**Required task**.
Return every line below word for word, omitting the picture.

## start Entries shown

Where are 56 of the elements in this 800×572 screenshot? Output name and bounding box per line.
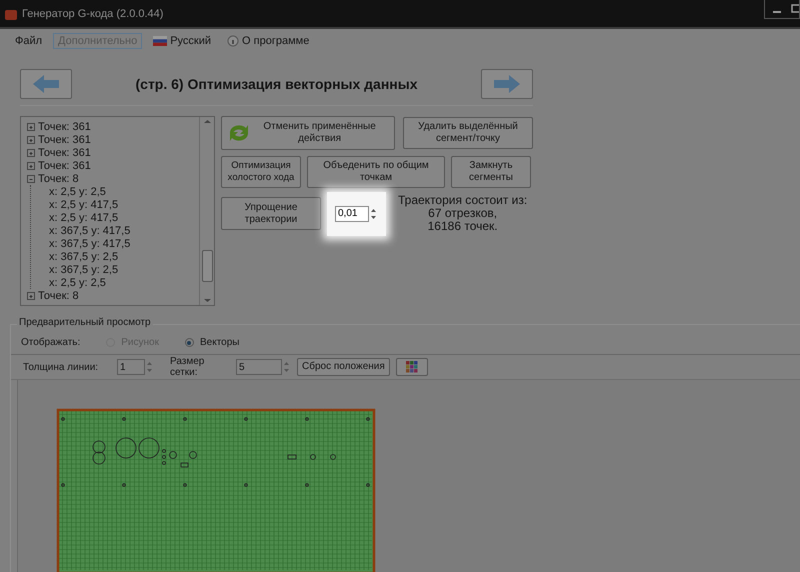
tree-item[interactable]: x: 2,5 y: 2,5 [49,276,130,289]
flag-icon [153,36,168,46]
tree-item[interactable]: x: 367,5 y: 2,5 [49,250,130,263]
scrollbar[interactable] [199,117,214,305]
group-title: Предварительный просмотр [17,317,153,328]
right-arrow-icon [492,74,522,94]
grid-size-label: Размер сетки: [170,356,206,378]
delete-segment-button[interactable]: Удалить выделённый сегмент/точку [403,117,533,149]
scroll-down-icon[interactable] [204,298,210,303]
expand-icon[interactable] [27,122,35,130]
back-button[interactable] [20,69,72,99]
expand-icon[interactable] [27,162,35,170]
simplify-button[interactable]: Упрощение траектории [221,197,321,230]
tree-item[interactable]: x: 2,5 y: 2,5 [49,185,130,198]
info-icon [227,35,240,47]
menu-item[interactable]: О программе [222,33,314,49]
spinner-arrows-icon[interactable] [369,206,378,220]
line-width-field[interactable]: 1 [117,359,145,375]
window-title: Генератор G-кода (2.0.0.44) [22,8,164,20]
tree-item[interactable]: Точек: 8 [27,289,199,302]
next-button[interactable] [481,69,533,99]
page-title: (стр. 6) Оптимизация векторных данных [134,76,418,92]
collapse-icon[interactable] [27,174,35,182]
radio-option[interactable]: Векторы [184,337,240,348]
show-label: Отображать: [21,337,80,348]
idle-optimization-button[interactable]: Оптимизация холостого хода [221,156,301,188]
line-width-label: Толщина линии: [23,362,100,372]
tolerance-field[interactable]: 0,01 [335,206,369,222]
reset-position-button[interactable]: Сброс положения [297,358,390,376]
expand-icon[interactable] [27,148,35,156]
color-palette-button[interactable] [396,358,428,376]
summary-text: Траектория состоит из: [398,194,528,207]
tree-item[interactable]: Точек: 361 [27,159,199,172]
grid-size-field[interactable]: 5 [236,359,282,375]
scroll-up-icon[interactable] [204,119,210,124]
summary-text: 16186 точек. [428,220,498,233]
left-arrow-icon [31,74,61,94]
tree-item[interactable]: Точек: 8 [27,172,199,185]
tree-item[interactable]: Точек: 361 [27,133,199,146]
tree-item[interactable]: Точек: 361 [27,146,199,159]
summary-text: 67 отрезков, [428,207,498,220]
expand-icon[interactable] [27,136,35,144]
merge-button[interactable]: Объеденить по общим точкам [307,156,445,188]
tree-item[interactable]: x: 2,5 y: 417,5 [49,198,130,211]
palette-grid-icon [406,361,418,373]
tree-item[interactable]: x: 367,5 y: 417,5 [49,224,130,237]
close-segments-button[interactable]: Замкнуть сегменты [451,156,531,188]
tree-item[interactable]: Точек: 361 [27,120,199,133]
tree-item[interactable]: x: 367,5 y: 2,5 [49,263,130,276]
tree-item[interactable]: x: 367,5 y: 417,5 [49,237,130,250]
undo-button[interactable]: Отменить применённые действия [221,116,395,150]
expand-icon[interactable] [27,292,35,300]
menu-item[interactable]: Файл [10,33,48,49]
scroll-thumb[interactable] [202,250,212,282]
menu-item[interactable]: Русский [148,33,216,49]
tree-item[interactable]: x: 2,5 y: 417,5 [49,211,130,224]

## end Entries shown

**Finished task**.
Where are 56 of the elements in this 800×572 screenshot? Output name and bounding box per line.
tree-item[interactable]: x: 2,5 y: 2,5 [49,276,130,289]
flag-icon [153,36,168,46]
tree-item[interactable]: x: 367,5 y: 2,5 [49,250,130,263]
scrollbar[interactable] [199,117,214,305]
group-title: Предварительный просмотр [17,317,153,328]
right-arrow-icon [492,74,522,94]
grid-size-label: Размер сетки: [170,356,206,378]
delete-segment-button[interactable]: Удалить выделённый сегмент/точку [403,117,533,149]
scroll-down-icon[interactable] [204,298,210,303]
expand-icon[interactable] [27,122,35,130]
back-button[interactable] [20,69,72,99]
expand-icon[interactable] [27,162,35,170]
simplify-button[interactable]: Упрощение траектории [221,197,321,230]
tree-item[interactable]: x: 2,5 y: 2,5 [49,185,130,198]
info-icon [227,35,240,47]
menu-item[interactable]: О программе [222,33,314,49]
spinner-arrows-icon[interactable] [369,206,378,220]
line-width-field[interactable]: 1 [117,359,145,375]
window-title: Генератор G-кода (2.0.0.44) [22,8,164,20]
tree-item[interactable]: Точек: 8 [27,289,199,302]
next-button[interactable] [481,69,533,99]
page-title: (стр. 6) Оптимизация векторных данных [134,76,418,92]
collapse-icon[interactable] [27,174,35,182]
radio-option[interactable]: Векторы [184,337,240,348]
show-label: Отображать: [21,337,80,348]
idle-optimization-button[interactable]: Оптимизация холостого хода [221,156,301,188]
line-width-label: Толщина линии: [23,362,100,372]
tolerance-field[interactable]: 0,01 [335,206,369,222]
reset-position-button[interactable]: Сброс положения [297,358,390,376]
expand-icon[interactable] [27,148,35,156]
color-palette-button[interactable] [396,358,428,376]
summary-text: Траектория состоит из: [398,194,528,207]
tree-item[interactable]: Точек: 361 [27,159,199,172]
grid-size-field[interactable]: 5 [236,359,282,375]
scroll-up-icon[interactable] [204,119,210,124]
summary-text: 16186 точек. [428,220,498,233]
left-arrow-icon [31,74,61,94]
tree-item[interactable]: Точек: 8 [27,172,199,185]
tree-item[interactable]: Точек: 361 [27,133,199,146]
tree-item[interactable]: Точек: 361 [27,146,199,159]
summary-text: 67 отрезков, [428,207,498,220]
expand-icon[interactable] [27,136,35,144]
merge-button[interactable]: Объеденить по общим точкам [307,156,445,188]
tree-item[interactable]: x: 2,5 y: 417,5 [49,198,130,211]
palette-grid-icon [406,361,418,373]
tree-item[interactable]: x: 367,5 y: 417,5 [49,224,130,237]
close-segments-button[interactable]: Замкнуть сегменты [451,156,531,188]
tree-item[interactable]: Точек: 361 [27,120,199,133]
tree-item[interactable]: x: 367,5 y: 2,5 [49,263,130,276]
tree-item[interactable]: x: 367,5 y: 417,5 [49,237,130,250]
undo-button[interactable]: Отменить применённые действия [221,116,395,150]
expand-icon[interactable] [27,292,35,300]
menu-item[interactable]: Файл [10,33,48,49]
scroll-thumb[interactable] [202,250,212,282]
menu-item[interactable]: Русский [148,33,216,49]
tree-item[interactable]: x: 2,5 y: 417,5 [49,211,130,224]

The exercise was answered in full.